### GIVEN TEXT

I’m not a beer person, but I may very well take that suggestion. Not ’til Friday, though. That’s when this bitch is due. Sheer morbid curiosity demands that I pluck away at the thing until then. I bet I can hit the 25,000 mark, easy. Damn it.

I really am insane.


More Rubbish

Yes, yes, I am well aware of the fact that I’ve been a bit remiss on the substantive posts lately (and yes, I know that “substantive” is not a word one should ever use to accurately describe the contents of this blog).  However, I’ve been so gosh darn busy with my real life that I’m too exhausted to go back and fix the obvious and disgusting split infinitive in that last parenthetical phrase, let alone post something that isn’t complete crap. Oh, the weary life of a grad student with deadlines! Pity me.

OK, enough work-related caterwauling. Enjoy some random thoughts on recent rubbish. Hopefully it’ll hold you whiny bastards until King Dissertation is submitted (please don’t hit, only kidding, I love you all):

1) The last quasi-decent post I wrote vaguely referenced my return to the UK. Coming through EU immigration is always a treat for dirty foreigners like me. I always, always seem to end up in the queue filled with every petty criminal in the whole damn world along with their falsified passports, their forged visas, and their cocaine-filled anal balloons, and every single one of them is indignant and outraged when they’re denied entrance into the UK. It never fails. It’s either the Bellowing and Bellicose Criminal Queue or the March of the Idiots, in which every person is drunk/half-asleep/recovering from a lobotomy/huffing paint thinners. I generally don’t like policing people’s behavior too stridently, but seeing some of the idiocy that occurs while people are waiting in line for passport inspection kind of makes me wish the government would issue an IQ test before allowing passengers on planes. My favorite idiot in the sky story actually comes from a friend of mine who swears that, while at Heathrow patiently awaiting his criminal inspection and anal probe, a very annoyed, braincell-deficient young lady flounced into the queue and whined to her friend, “Oh my god. That other lady was such a bitch! Like, how was I supposed to know that the US isn’t in the EU?”

Oh, help.

2) I, of course, should not snicker too loudly at the moronic behavior of others, because yesterday, in a fit of rage and impatience (two emotions I generally don’t experience all that often, I must say, which I’m gonna go ahead and use as the sole excuse for the following mind-boggling inanity), I tore apart my room in a futile search for my keys before giving up, frustrated and sweaty, then slumped to the floor muttering a series of rather interesting and colorful curses I shan’t repeat here. A sharp pain in my bottom region reminded me that I had stored the keys in my back pocket fifteen minutes earlier. I deserved that pain-in-the-ass, quite frankly.

### TASKS TO CARRY OUT
1. In the blog post, where were the keys that the writer tore apart the room searching for?
2. Could you rewrite the paragraph of the blog post that begins "Yes, yes, I am well aware" in a shorter form, keeping its main points?
3. Proceed with the blog post from the point where it stops.

(Stored records)
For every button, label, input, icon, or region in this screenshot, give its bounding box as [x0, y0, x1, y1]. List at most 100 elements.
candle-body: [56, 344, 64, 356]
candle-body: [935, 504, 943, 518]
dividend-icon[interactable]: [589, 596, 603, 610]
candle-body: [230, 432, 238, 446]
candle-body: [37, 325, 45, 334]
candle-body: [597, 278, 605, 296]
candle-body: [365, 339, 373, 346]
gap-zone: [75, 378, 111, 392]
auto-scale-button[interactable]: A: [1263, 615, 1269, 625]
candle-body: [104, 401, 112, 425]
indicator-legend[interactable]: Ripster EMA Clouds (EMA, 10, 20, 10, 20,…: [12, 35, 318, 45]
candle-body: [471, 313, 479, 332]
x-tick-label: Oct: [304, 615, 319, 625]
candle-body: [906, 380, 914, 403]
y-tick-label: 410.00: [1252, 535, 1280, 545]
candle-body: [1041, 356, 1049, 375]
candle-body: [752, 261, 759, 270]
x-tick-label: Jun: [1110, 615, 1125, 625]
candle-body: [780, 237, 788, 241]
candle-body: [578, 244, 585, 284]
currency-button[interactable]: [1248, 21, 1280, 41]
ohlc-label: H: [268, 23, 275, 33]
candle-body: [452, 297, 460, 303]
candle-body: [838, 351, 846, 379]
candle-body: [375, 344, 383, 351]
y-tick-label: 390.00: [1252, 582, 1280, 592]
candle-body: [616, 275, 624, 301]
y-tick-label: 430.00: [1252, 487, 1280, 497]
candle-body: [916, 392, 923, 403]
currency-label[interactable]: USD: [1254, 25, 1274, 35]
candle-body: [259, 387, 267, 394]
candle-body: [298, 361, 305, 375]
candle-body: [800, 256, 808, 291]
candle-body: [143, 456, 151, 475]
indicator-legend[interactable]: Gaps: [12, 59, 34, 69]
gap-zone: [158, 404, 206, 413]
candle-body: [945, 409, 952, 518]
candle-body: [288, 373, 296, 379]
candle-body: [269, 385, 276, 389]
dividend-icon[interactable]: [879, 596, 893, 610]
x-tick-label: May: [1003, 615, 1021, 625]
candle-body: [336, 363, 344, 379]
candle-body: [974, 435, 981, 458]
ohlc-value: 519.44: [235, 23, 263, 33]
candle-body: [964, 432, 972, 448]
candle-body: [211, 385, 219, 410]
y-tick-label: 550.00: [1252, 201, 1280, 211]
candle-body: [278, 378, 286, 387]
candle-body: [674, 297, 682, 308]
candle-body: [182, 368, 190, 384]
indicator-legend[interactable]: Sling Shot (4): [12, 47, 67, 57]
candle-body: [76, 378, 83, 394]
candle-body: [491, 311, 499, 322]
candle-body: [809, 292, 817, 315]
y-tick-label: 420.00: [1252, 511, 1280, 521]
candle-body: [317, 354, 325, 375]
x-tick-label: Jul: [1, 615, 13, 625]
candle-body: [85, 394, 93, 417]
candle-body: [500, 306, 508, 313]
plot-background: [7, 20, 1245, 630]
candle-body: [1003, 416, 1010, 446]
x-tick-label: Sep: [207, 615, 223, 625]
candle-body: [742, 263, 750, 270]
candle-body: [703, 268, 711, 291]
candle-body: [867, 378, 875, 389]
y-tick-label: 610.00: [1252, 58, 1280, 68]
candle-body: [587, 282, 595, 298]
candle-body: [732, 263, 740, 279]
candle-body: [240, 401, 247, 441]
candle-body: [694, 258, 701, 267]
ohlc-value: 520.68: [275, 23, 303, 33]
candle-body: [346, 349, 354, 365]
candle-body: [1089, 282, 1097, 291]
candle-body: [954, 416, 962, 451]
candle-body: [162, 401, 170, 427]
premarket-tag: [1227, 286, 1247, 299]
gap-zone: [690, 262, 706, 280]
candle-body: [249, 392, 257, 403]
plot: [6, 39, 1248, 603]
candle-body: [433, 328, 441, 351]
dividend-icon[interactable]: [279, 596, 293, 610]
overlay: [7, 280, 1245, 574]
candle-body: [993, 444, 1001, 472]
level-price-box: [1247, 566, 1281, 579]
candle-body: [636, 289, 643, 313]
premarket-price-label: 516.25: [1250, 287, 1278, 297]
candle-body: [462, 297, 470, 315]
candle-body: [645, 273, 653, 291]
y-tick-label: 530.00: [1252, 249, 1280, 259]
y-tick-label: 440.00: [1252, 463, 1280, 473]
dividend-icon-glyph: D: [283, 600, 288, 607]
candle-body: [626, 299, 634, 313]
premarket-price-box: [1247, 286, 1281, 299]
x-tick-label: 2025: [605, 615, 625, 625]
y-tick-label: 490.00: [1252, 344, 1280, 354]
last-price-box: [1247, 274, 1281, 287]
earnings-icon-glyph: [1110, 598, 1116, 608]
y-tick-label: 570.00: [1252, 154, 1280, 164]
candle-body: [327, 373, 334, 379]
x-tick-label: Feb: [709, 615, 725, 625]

### SOLVED PROBLEMS
1. In the writer's back pocket, where they had been stored fifteen minutes earlier.

2. I know I've neglected substantive posts lately, though "substantive" hardly describes this blog. Real life has left me so busy and exhausted that I can't even fix the split infinitive in that aside, let alone post something that isn't crap. Pity the weary grad student with deadlines.

3.
3) Speaking of pain-in-the-ass, King Dissertation is reaching his final stages. I’ve come up with all kinds of creative ways to avoid finishing him, mostly because he’s starting to send me into a series of nervous twitches every time I open up Microsoft Word and he stares up at me with his toothy, shit-eating grin. Bastard. Anyway, two days ago, I decided it would be a good time to rearrange my bedroom. Why not? I didn’t get very far, though, because my bed is heavier than a dead cow on a pogo stick, and I couldn’t move the damn thing more than two feet before my back decided to go on vacation and give out, leaving only a knife-like spasm in its stead. The spasm refused to help move the bed and he didn’t like the idea of going back to King Dissertation either, so we took a nap instead. I probably should have started out with that activity and avoided the whole mess to begin with. Oh well: live and learn.

Also, I only added that third little random item because I really, really like the phrase “heavier than a dead cow on a pogo stick.” And I think I actually made it up all by myself, too. Hooray! Wonder if I can somehow work that into King Dissertation. Hmmm….

And, finally, because I really do love you all, a present: chocolate-flavored puggle. Awww.

ChocPuggle


Brilliant

As someone who appreciates good, witty writing from all ends of political, religious, and social spectra, I highly recommend Christopher Buckley’s tribute to his recently-passed parents in today’s New York Times Magazine.